● REQUIRED WORK: Take the material below and retype it in full; pictures are left out.

>>>>

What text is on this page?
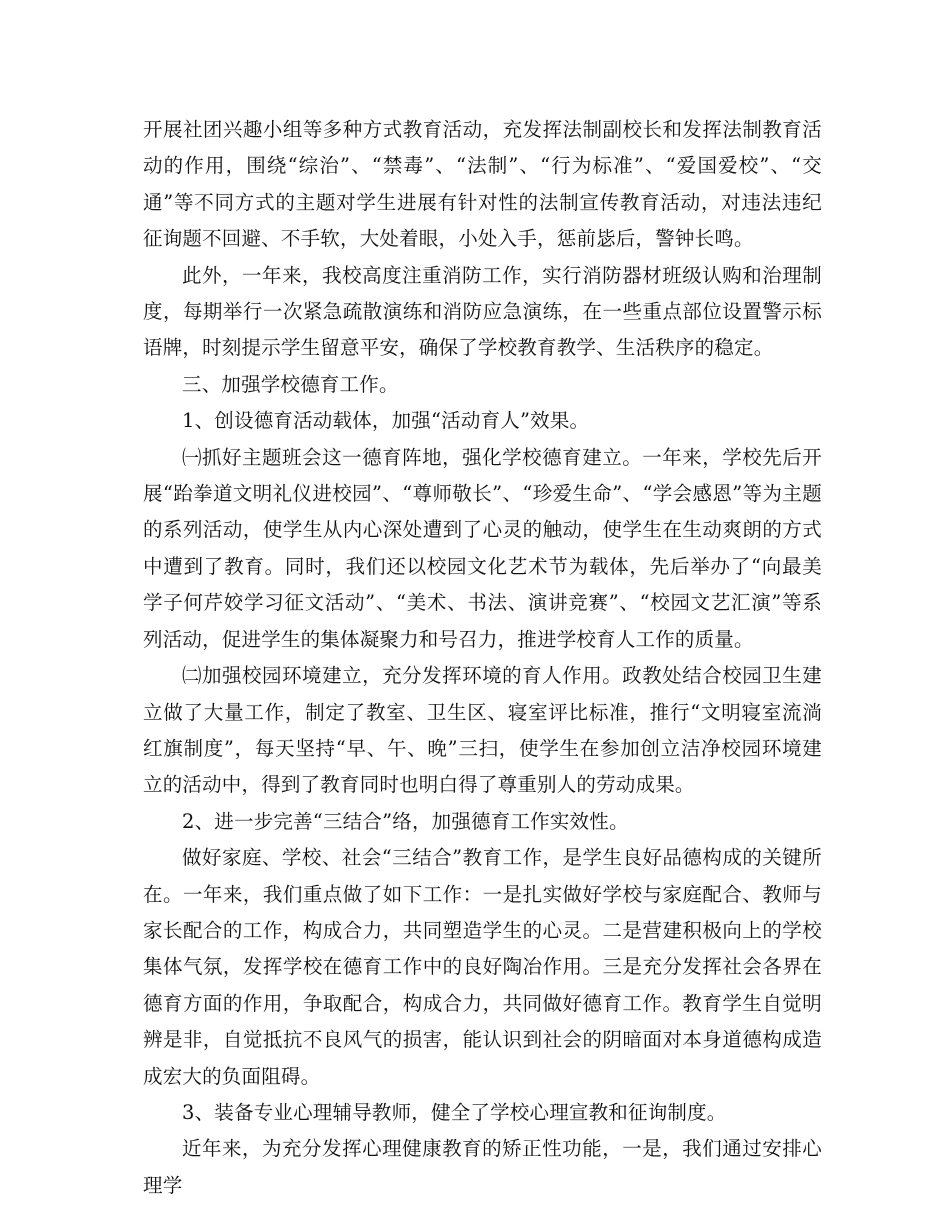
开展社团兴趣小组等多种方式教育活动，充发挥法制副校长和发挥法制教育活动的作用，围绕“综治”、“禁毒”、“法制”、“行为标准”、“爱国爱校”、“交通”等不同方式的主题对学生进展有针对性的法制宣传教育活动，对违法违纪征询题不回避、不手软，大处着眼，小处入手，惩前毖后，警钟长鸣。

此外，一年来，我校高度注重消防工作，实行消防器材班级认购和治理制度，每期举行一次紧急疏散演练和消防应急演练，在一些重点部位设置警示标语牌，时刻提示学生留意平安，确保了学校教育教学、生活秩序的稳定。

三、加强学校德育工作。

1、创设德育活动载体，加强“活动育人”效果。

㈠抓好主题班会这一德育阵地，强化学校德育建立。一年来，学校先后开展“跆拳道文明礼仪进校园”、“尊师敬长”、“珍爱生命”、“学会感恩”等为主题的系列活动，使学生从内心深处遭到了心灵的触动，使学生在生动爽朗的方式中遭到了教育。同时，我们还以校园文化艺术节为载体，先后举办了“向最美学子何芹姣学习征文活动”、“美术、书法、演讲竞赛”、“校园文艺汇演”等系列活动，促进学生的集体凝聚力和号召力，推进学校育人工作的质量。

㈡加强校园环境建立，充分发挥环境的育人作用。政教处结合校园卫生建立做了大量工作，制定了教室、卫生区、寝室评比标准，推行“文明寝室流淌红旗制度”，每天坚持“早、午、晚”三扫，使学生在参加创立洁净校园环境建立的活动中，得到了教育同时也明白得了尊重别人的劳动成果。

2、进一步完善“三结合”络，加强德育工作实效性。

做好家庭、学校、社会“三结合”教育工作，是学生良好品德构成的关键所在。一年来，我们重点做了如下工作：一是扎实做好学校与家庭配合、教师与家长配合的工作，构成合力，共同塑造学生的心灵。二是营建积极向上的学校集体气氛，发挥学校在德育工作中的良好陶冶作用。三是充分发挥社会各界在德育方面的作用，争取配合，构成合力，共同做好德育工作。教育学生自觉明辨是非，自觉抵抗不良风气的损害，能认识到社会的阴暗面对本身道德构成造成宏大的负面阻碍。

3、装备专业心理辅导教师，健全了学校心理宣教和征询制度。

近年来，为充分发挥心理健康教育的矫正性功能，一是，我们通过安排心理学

<<<<

● IN RESPONSE:
What text is on this page?
开展社团兴趣小组等多种方式教育活动，充发挥法制副校长和发挥法制教育活动的作用，围绕“综治”、“禁毒”、“法制”、“行为标准”、“爱国爱校”、“交通”等不同方式的主题对学生进展有针对性的法制宣传教育活动，对违法违纪征询题不回避、不手软，大处着眼，小处入手，惩前毖后，警钟长鸣。

此外，一年来，我校高度注重消防工作，实行消防器材班级认购和治理制度，每期举行一次紧急疏散演练和消防应急演练，在一些重点部位设置警示标语牌，时刻提示学生留意平安，确保了学校教育教学、生活秩序的稳定。

三、加强学校德育工作。

1、创设德育活动载体，加强“活动育人”效果。

㈠抓好主题班会这一德育阵地，强化学校德育建立。一年来，学校先后开展“跆拳道文明礼仪进校园”、“尊师敬长”、“珍爱生命”、“学会感恩”等为主题的系列活动，使学生从内心深处遭到了心灵的触动，使学生在生动爽朗的方式中遭到了教育。同时，我们还以校园文化艺术节为载体，先后举办了“向最美学子何芹姣学习征文活动”、“美术、书法、演讲竞赛”、“校园文艺汇演”等系列活动，促进学生的集体凝聚力和号召力，推进学校育人工作的质量。

㈡加强校园环境建立，充分发挥环境的育人作用。政教处结合校园卫生建立做了大量工作，制定了教室、卫生区、寝室评比标准，推行“文明寝室流淌红旗制度”，每天坚持“早、午、晚”三扫，使学生在参加创立洁净校园环境建立的活动中，得到了教育同时也明白得了尊重别人的劳动成果。

2、进一步完善“三结合”络，加强德育工作实效性。

做好家庭、学校、社会“三结合”教育工作，是学生良好品德构成的关键所在。一年来，我们重点做了如下工作：一是扎实做好学校与家庭配合、教师与家长配合的工作，构成合力，共同塑造学生的心灵。二是营建积极向上的学校集体气氛，发挥学校在德育工作中的良好陶冶作用。三是充分发挥社会各界在德育方面的作用，争取配合，构成合力，共同做好德育工作。教育学生自觉明辨是非，自觉抵抗不良风气的损害，能认识到社会的阴暗面对本身道德构成造成宏大的负面阻碍。

3、装备专业心理辅导教师，健全了学校心理宣教和征询制度。

近年来，为充分发挥心理健康教育的矫正性功能，一是，我们通过安排心理学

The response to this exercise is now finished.